Input material —

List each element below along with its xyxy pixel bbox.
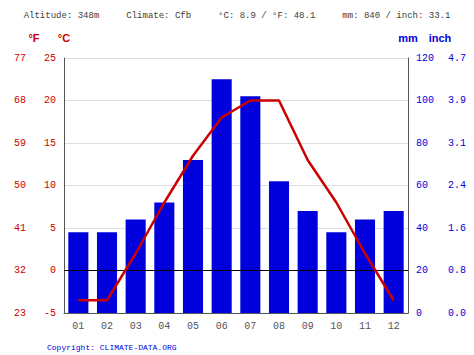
svg-text:08: 08	[273, 321, 285, 332]
svg-text:10: 10	[44, 180, 56, 191]
svg-text:68: 68	[14, 95, 26, 106]
svg-text:04: 04	[158, 321, 170, 332]
svg-text:50: 50	[14, 180, 26, 191]
svg-text:03: 03	[130, 321, 142, 332]
svg-text:07: 07	[244, 321, 256, 332]
svg-text:60: 60	[416, 180, 428, 191]
svg-text:0.8: 0.8	[448, 265, 466, 276]
svg-text:inch: inch	[429, 32, 452, 44]
svg-text:-5: -5	[44, 308, 56, 319]
svg-text:0: 0	[50, 265, 56, 276]
svg-text:°F: °F	[28, 32, 39, 44]
svg-text:5: 5	[50, 223, 56, 234]
svg-text:0.0: 0.0	[448, 308, 466, 319]
svg-text:Altitude: 348m Climate: Cf: Altitude: 348m Climate: Cfb °C: 8.9 / °F…	[24, 11, 451, 21]
svg-text:01: 01	[72, 321, 84, 332]
svg-text:3.9: 3.9	[448, 95, 466, 106]
svg-text:05: 05	[187, 321, 199, 332]
svg-text:02: 02	[101, 321, 113, 332]
svg-text:41: 41	[14, 223, 26, 234]
svg-text:3.1: 3.1	[448, 138, 466, 149]
svg-text:Copyright: CLIMATE-DATA.ORG: Copyright: CLIMATE-DATA.ORG	[47, 343, 177, 352]
svg-text:06: 06	[216, 321, 228, 332]
svg-text:12: 12	[388, 321, 400, 332]
svg-text:120: 120	[416, 53, 434, 64]
svg-text:23: 23	[14, 308, 26, 319]
svg-text:32: 32	[14, 265, 26, 276]
svg-text:°C: °C	[58, 32, 70, 44]
svg-text:20: 20	[416, 265, 428, 276]
svg-text:mm: mm	[398, 32, 418, 44]
svg-text:100: 100	[416, 95, 434, 106]
svg-text:25: 25	[44, 53, 56, 64]
svg-text:77: 77	[14, 53, 26, 64]
svg-text:11: 11	[359, 321, 371, 332]
svg-text:1.6: 1.6	[448, 223, 466, 234]
svg-text:4.7: 4.7	[448, 53, 466, 64]
svg-text:20: 20	[44, 95, 56, 106]
svg-text:15: 15	[44, 138, 56, 149]
svg-text:80: 80	[416, 138, 428, 149]
svg-text:40: 40	[416, 223, 428, 234]
svg-text:09: 09	[302, 321, 314, 332]
svg-text:59: 59	[14, 138, 26, 149]
svg-text:10: 10	[330, 321, 342, 332]
svg-text:2.4: 2.4	[448, 180, 466, 191]
svg-text:0: 0	[416, 308, 422, 319]
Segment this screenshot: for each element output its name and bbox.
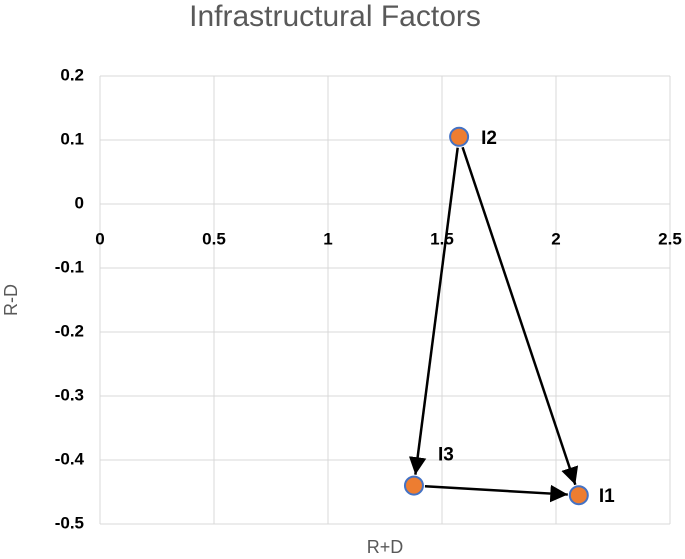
y-tick-label: -0.1 (55, 257, 84, 276)
x-tick-label: 1 (323, 229, 332, 248)
y-axis-label: R-D (1, 284, 21, 316)
y-tick-label: -0.2 (55, 321, 84, 340)
x-tick-label: 0.5 (202, 229, 226, 248)
point-label: I3 (438, 445, 454, 466)
point-label: I1 (599, 486, 615, 507)
arrow (408, 147, 459, 475)
x-axis-label: R+D (367, 537, 404, 557)
y-tick-label: -0.3 (55, 385, 84, 404)
point (403, 475, 424, 496)
x-tick-label: 2 (551, 229, 560, 248)
y-tick-label: 0 (75, 193, 84, 212)
x-tick-label: 2.5 (658, 229, 682, 248)
arrow (424, 484, 568, 503)
point (568, 485, 589, 506)
point-label: I2 (481, 128, 497, 149)
y-tick-label: 0.2 (60, 65, 84, 84)
y-tick-label: 0.1 (60, 129, 84, 148)
x-tick-label: 1.5 (430, 229, 454, 248)
arrow (461, 146, 579, 486)
y-tick-label: -0.4 (55, 449, 85, 468)
y-tick-label: -0.5 (55, 513, 84, 532)
x-tick-label: 0 (95, 229, 104, 248)
chart-title: Infrastructural Factors (189, 0, 481, 33)
point (449, 126, 470, 147)
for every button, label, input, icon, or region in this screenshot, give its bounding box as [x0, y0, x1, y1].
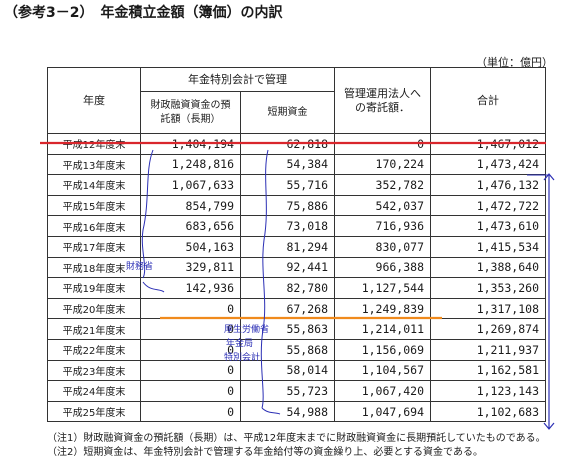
- year-cell: 平成23年度末: [47, 359, 141, 382]
- total-cell: 1,317,108: [430, 297, 546, 320]
- total-cell: 1,472,722: [430, 194, 546, 217]
- header-total: 合計: [430, 67, 546, 134]
- trust-cell: 1,047,694: [334, 400, 431, 423]
- total-cell: 1,415,534: [430, 235, 546, 258]
- pension-reserve-table: 年度 年金特別会計で管理 管理運用法人への寄託額． 合計 財政融資資金の預託額（…: [47, 67, 546, 423]
- trust-cell: 830,077: [334, 235, 431, 258]
- short-term-cell: 75,886: [240, 194, 335, 217]
- short-term-cell: 73,018: [240, 215, 335, 237]
- year-cell: 平成24年度末: [47, 380, 141, 402]
- total-cell: 1,211,937: [430, 338, 546, 361]
- deposit-cell: 142,936: [140, 277, 241, 299]
- short-term-cell: 54,988: [240, 400, 335, 423]
- short-term-cell: 67,268: [240, 297, 335, 320]
- page-title: （参考3－2） 年金積立金額（簿価）の内訳: [4, 5, 283, 21]
- year-cell: 平成21年度末: [47, 318, 141, 340]
- footnote-2: （注2）短期資金は、年金特別会計で管理する年金給付等の資金繰り上、必要とする資金…: [47, 447, 483, 458]
- total-cell: 1,123,143: [430, 380, 546, 402]
- trust-cell: 1,067,420: [334, 380, 431, 402]
- table-row: 平成21年度末 0 55,863 1,214,011 1,269,874: [47, 318, 546, 340]
- total-cell: 1,476,132: [430, 174, 546, 196]
- table-row: 平成23年度末 0 58,014 1,104,567 1,162,581: [47, 359, 546, 382]
- short-term-cell: 81,294: [240, 235, 335, 258]
- annotation-ministry: 財務省: [126, 262, 154, 272]
- year-cell: 平成14年度末: [47, 174, 141, 196]
- annotation-pension-bureau: 年金局: [226, 339, 254, 349]
- deposit-cell: 1,404,194: [140, 133, 241, 155]
- deposit-cell: 1,067,633: [140, 174, 241, 196]
- trust-cell: 716,936: [334, 215, 431, 237]
- total-cell: 1,353,260: [430, 277, 546, 299]
- deposit-cell: 683,656: [140, 215, 241, 237]
- deposit-cell: 0: [140, 380, 241, 402]
- trust-cell: 542,037: [334, 194, 431, 217]
- trust-cell: 966,388: [334, 256, 431, 279]
- trust-cell: 170,224: [334, 153, 431, 176]
- header-year: 年度: [47, 67, 141, 134]
- year-cell: 平成25年度末: [47, 400, 141, 423]
- trust-cell: 1,127,544: [334, 277, 431, 299]
- year-cell: 平成17年度末: [47, 235, 141, 258]
- header-special-account: 年金特別会計で管理: [140, 67, 335, 92]
- deposit-cell: 0: [140, 297, 241, 320]
- table-row: 平成18年度末 329,811 92,441 966,388 1,388,640: [47, 256, 546, 279]
- trust-cell: 1,249,839: [334, 297, 431, 320]
- year-cell: 平成20年度末: [47, 297, 141, 320]
- table-row: 平成17年度末 504,163 81,294 830,077 1,415,534: [47, 235, 546, 258]
- header-fiscal-deposit: 財政融資資金の預託額（長期）: [140, 91, 241, 134]
- deposit-cell: 854,799: [140, 194, 241, 217]
- table-row: 平成22年度末 0 55,868 1,156,069 1,211,937: [47, 338, 546, 361]
- total-cell: 1,467,012: [430, 133, 546, 155]
- table-row: 平成16年度末 683,656 73,018 716,936 1,473,610: [47, 215, 546, 237]
- table-row: 平成13年度末 1,248,816 54,384 170,224 1,473,424: [47, 153, 546, 176]
- table-row: 平成24年度末 0 55,723 1,067,420 1,123,143: [47, 380, 546, 402]
- annotation-mhlw: 厚生労働省: [224, 325, 270, 335]
- unit-label: （単位：億円）: [476, 56, 553, 69]
- short-term-cell: 92,441: [240, 256, 335, 279]
- short-term-cell: 55,723: [240, 380, 335, 402]
- table-row: 平成19年度末 142,936 82,780 1,127,544 1,353,260: [47, 277, 546, 299]
- total-cell: 1,269,874: [430, 318, 546, 340]
- deposit-cell: 0: [140, 400, 241, 423]
- total-cell: 1,102,683: [430, 400, 546, 423]
- short-term-cell: 54,384: [240, 153, 335, 176]
- deposit-cell: 1,248,816: [140, 153, 241, 176]
- header-trust: 管理運用法人への寄託額．: [334, 67, 431, 134]
- year-cell: 平成15年度末: [47, 194, 141, 217]
- footnotes: （注1）財政融資資金の預託額（長期）は、平成12年度末までに財政融資資金に長期預…: [47, 432, 557, 460]
- short-term-cell: 62,818: [240, 133, 335, 155]
- trust-cell: 0: [334, 133, 431, 155]
- table-row: 平成14年度末 1,067,633 55,716 352,782 1,476,132: [47, 174, 546, 196]
- short-term-cell: 82,780: [240, 277, 335, 299]
- total-cell: 1,473,424: [430, 153, 546, 176]
- footnote-1: （注1）財政融資資金の預託額（長期）は、平成12年度末までに財政融資資金に長期預…: [47, 433, 546, 444]
- trust-cell: 352,782: [334, 174, 431, 196]
- table-row: 平成25年度末 0 54,988 1,047,694 1,102,683: [47, 400, 546, 423]
- trust-cell: 1,104,567: [334, 359, 431, 382]
- trust-cell: 1,214,011: [334, 318, 431, 340]
- year-cell: 平成12年度末: [47, 133, 141, 155]
- year-cell: 平成16年度末: [47, 215, 141, 237]
- annotation-special-account: 特別会計: [224, 353, 261, 363]
- year-cell: 平成13年度末: [47, 153, 141, 176]
- range-arrow-down: [543, 422, 555, 430]
- short-term-cell: 55,716: [240, 174, 335, 196]
- year-cell: 平成19年度末: [47, 277, 141, 299]
- deposit-cell: 504,163: [140, 235, 241, 258]
- table-row: 平成20年度末 0 67,268 1,249,839 1,317,108: [47, 297, 546, 320]
- table-row: 平成15年度末 854,799 75,886 542,037 1,472,722: [47, 194, 546, 217]
- header-short-term: 短期資金: [240, 91, 335, 134]
- deposit-cell: 329,811: [140, 256, 241, 279]
- trust-cell: 1,156,069: [334, 338, 431, 361]
- year-cell: 平成22年度末: [47, 338, 141, 361]
- table-row: 平成12年度末 1,404,194 62,818 0 1,467,012: [47, 133, 546, 155]
- total-cell: 1,473,610: [430, 215, 546, 237]
- total-cell: 1,162,581: [430, 359, 546, 382]
- table-body: 平成12年度末 1,404,194 62,818 0 1,467,012 平成13年度末 1…: [47, 133, 546, 423]
- total-cell: 1,388,640: [430, 256, 546, 279]
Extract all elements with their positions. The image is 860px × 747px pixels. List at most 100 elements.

Stated task — Please give the rows between the lines holding "y-tick-label: -0.1 (55, 257, 84, 276)" and "for every button, label, input, icon, or", inclusive, as a JSON list of strings, one string per line, leaving out blank lines.

Expected answer —
[
  "y-tick-label: -0.1 (55, 257, 84, 276)",
  "x-tick-label: 1 (323, 229, 332, 248)",
  "y-axis-label: R-D (1, 284, 21, 316)",
  "y-tick-label: -0.2 (55, 321, 84, 340)",
  "x-tick-label: 0.5 (202, 229, 226, 248)",
  "point-label: I3 (438, 445, 454, 466)",
  "point-label: I1 (599, 486, 615, 507)",
  "arrow (408, 147, 459, 475)",
  "x-axis-label: R+D (367, 537, 404, 557)",
  "y-tick-label: -0.3 (55, 385, 84, 404)",
  "point (403, 475, 424, 496)",
  "x-tick-label: 2 (551, 229, 560, 248)",
  "y-tick-label: 0 (75, 193, 84, 212)",
  "x-tick-label: 2.5 (658, 229, 682, 248)",
  "arrow (424, 484, 568, 503)",
  "point (568, 485, 589, 506)",
  "point-label: I2 (481, 128, 497, 149)",
  "y-tick-label: 0.2 (60, 65, 84, 84)",
  "y-tick-label: 0.1 (60, 129, 84, 148)",
  "x-tick-label: 1.5 (430, 229, 454, 248)",
  "arrow (461, 146, 579, 486)",
  "y-tick-label: -0.4 (55, 449, 85, 468)",
  "y-tick-label: -0.5 (55, 513, 84, 532)",
  "x-tick-label: 0 (95, 229, 104, 248)",
  "chart-title: Infrastructural Factors (189, 0, 481, 33)",
  "point (449, 126, 470, 147)",
  "for every button, label, input, icon, or region in this screenshot, give its bounding box as [x0, y0, x1, y1]."
]